* TEXT TO READ:

_ _ _

GPU Usage Guide¶
VSAX is built on JAX, which provides automatic GPU acceleration for all operations. This guide shows you how to leverage GPUs for maximum performance.
Quick Start¶
Check GPU Availability¶
from vsax.utils import print_device_info, ensure_gpu
# Print detailed device information
print_device_info()
# Check if GPU is available (with warning if not)
ensure_gpu()
Output example:
============================================================
JAX Device Information
============================================================
Default backend: gpu
Device count: 1
GPU available: True
Available devices:
[0] cuda:0
============================================================
GPU Installation¶
Installing JAX with GPU Support¶
VSAX requires JAX with CUDA support for GPU acceleration:
CUDA 12:
CUDA 11:
Verify installation:
Controlling Device Placement¶
Automatic (Recommended)¶
JAX automatically uses GPU if available:
from vsax import create_fhrr_model, VSAMemory
# Automatically uses GPU if available
model = create_fhrr_model(dim=1024)
memory = VSAMemory(model)
memory.add("test")
# Check where vectors are stored
from vsax.utils import get_array_device
print(get_array_device(memory["test"].vec)) # cuda:0
Environment Variables¶
Control device selection before running:
# Force CPU only
JAX_PLATFORMS=cpu python script.py
# Use specific GPU
CUDA_VISIBLE_DEVICES=0 python script.py
# Use multiple GPUs
CUDA_VISIBLE_DEVICES=0,1 python script.py
Programmatic Control¶
Force specific device in code:
import jax
# Force CPU
with jax.default_device(jax.devices('cpu')[0]):
model = create_fhrr_model(dim=1024)
# All operations run on CPU
# Force specific GPU
with jax.default_device(jax.devices('gpu')[0]):
model = create_fhrr_model(dim=1024)
# All operations run on GPU 0
Benchmarking Performance¶
Single Operation Benchmark¶
from vsax import create_fhrr_model, VSAMemory
from vsax.utils import benchmark_operation
import jax.numpy as jnp
model = create_fhrr_model(dim=2048)
memory = VSAMemory(model)
memory.add_many(["a", "b", "c"])
# Define operation to benchmark
def bind_operation():
return model.opset.bind(memory["a"].vec, memory["b"].vec)
# Benchmark on GPU
results = benchmark_operation(bind_operation, n_iterations=100)
print(f"Mean time: {results['mean_time']*1000:.2f} ms")
print(f"Throughput: {results['throughput']:.0f} ops/sec")

_ _ _

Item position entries
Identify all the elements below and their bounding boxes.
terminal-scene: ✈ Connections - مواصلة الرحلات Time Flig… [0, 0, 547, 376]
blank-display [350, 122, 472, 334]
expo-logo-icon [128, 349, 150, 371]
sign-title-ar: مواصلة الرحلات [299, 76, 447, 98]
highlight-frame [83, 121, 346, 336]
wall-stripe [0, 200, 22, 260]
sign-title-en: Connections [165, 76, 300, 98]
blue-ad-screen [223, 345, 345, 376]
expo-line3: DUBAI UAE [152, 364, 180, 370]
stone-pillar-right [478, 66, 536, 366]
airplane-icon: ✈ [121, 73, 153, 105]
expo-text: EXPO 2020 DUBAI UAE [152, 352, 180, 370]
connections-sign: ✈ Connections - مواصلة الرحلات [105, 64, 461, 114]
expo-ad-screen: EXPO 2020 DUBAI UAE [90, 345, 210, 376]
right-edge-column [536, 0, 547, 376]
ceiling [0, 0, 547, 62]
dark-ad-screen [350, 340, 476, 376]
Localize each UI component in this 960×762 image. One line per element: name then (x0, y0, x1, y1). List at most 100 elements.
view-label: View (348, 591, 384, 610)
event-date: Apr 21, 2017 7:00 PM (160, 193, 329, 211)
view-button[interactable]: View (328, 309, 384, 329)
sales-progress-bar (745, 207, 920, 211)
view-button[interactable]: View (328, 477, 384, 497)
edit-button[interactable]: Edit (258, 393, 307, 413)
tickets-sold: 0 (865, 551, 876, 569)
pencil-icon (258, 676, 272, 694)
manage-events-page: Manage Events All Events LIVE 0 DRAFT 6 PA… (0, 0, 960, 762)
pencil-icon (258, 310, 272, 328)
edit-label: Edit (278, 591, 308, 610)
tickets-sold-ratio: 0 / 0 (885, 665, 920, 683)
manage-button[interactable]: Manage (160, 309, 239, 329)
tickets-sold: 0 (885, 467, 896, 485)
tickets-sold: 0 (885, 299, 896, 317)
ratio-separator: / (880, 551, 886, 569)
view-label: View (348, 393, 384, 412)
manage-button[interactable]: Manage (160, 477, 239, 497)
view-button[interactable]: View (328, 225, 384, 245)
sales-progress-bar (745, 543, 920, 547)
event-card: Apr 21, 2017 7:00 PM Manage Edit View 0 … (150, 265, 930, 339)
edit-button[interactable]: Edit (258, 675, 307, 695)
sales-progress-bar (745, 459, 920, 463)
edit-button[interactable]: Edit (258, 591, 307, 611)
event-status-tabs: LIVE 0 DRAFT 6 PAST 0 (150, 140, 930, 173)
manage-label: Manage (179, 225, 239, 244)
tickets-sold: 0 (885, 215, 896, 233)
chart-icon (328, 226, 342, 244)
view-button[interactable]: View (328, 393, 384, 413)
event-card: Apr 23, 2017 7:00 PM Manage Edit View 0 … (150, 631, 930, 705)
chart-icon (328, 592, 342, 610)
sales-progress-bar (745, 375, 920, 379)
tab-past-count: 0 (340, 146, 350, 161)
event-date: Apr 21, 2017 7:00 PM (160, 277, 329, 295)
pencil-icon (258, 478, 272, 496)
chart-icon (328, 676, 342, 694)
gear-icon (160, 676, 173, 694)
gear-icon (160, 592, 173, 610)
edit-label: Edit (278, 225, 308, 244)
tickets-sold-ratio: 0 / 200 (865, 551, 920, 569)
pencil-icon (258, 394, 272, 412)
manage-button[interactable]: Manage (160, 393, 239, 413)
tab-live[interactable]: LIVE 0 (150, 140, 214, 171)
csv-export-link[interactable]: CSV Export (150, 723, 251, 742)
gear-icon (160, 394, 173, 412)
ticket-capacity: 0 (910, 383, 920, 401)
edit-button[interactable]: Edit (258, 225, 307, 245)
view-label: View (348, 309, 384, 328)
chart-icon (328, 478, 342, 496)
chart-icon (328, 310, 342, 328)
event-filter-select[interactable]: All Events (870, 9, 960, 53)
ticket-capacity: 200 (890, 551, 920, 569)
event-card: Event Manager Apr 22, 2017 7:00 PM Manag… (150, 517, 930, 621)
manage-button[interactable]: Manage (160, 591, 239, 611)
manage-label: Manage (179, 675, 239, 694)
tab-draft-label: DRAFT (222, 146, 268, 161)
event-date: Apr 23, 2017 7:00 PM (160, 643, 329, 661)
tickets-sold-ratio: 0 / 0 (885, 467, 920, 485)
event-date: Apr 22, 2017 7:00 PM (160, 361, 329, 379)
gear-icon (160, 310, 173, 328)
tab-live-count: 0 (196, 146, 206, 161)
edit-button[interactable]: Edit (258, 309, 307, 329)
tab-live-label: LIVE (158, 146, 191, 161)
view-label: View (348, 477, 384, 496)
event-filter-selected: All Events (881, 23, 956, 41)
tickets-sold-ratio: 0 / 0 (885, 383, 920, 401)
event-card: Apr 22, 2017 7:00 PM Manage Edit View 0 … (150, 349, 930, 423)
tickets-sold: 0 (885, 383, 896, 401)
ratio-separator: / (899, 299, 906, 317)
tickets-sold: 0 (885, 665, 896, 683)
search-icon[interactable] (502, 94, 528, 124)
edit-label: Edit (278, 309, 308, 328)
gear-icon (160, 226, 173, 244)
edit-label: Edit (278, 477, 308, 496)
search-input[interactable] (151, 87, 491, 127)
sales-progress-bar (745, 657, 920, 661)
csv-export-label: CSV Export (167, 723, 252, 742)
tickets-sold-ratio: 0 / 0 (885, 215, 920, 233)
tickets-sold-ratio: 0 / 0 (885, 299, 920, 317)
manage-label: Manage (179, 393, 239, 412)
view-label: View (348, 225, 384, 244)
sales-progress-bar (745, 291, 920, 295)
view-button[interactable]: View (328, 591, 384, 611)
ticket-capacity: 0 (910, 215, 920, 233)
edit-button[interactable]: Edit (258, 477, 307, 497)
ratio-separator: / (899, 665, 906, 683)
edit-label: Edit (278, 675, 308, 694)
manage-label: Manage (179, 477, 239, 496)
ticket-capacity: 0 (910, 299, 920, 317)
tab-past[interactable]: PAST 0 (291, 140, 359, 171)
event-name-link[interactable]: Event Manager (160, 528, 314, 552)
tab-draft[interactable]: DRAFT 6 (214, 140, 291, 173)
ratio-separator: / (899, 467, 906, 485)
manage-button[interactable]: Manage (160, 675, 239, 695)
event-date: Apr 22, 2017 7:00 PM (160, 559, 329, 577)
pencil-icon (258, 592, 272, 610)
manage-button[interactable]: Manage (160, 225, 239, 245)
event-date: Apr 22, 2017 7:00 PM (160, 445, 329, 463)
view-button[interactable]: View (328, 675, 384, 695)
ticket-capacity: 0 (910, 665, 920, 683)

_ _ _

Go on with the GPU usage guide for VSAX after its last line, picking up right after the single-operation benchmark code that prints the throughput.

CPU vs GPU Comparison¶
from vsax.utils import compare_devices, print_benchmark_results
# Compare devices
results = compare_devices(bind_operation, n_iterations=50)
# Print formatted results
print_benchmark_results(results)
Output example:
============================================================
Benchmark Results
============================================================
CPU:
Device: cpu:0
Mean time: 2.45 ms
Std time: 0.12 ms
Throughput: 408.16 ops/sec
GPU:
Device: cuda:0
Mean time: 0.23 ms
Std time: 0.01 ms
Throughput: 4347.83 ops/sec
Speedup: 10.65x (GPU vs CPU)
============================================================
GPU-Optimized Operations¶
All VSAX operations are GPU-accelerated through JAX:
FFT Operations (FHRR)¶
from vsax import create_fhrr_model
model = create_fhrr_model(dim=2048)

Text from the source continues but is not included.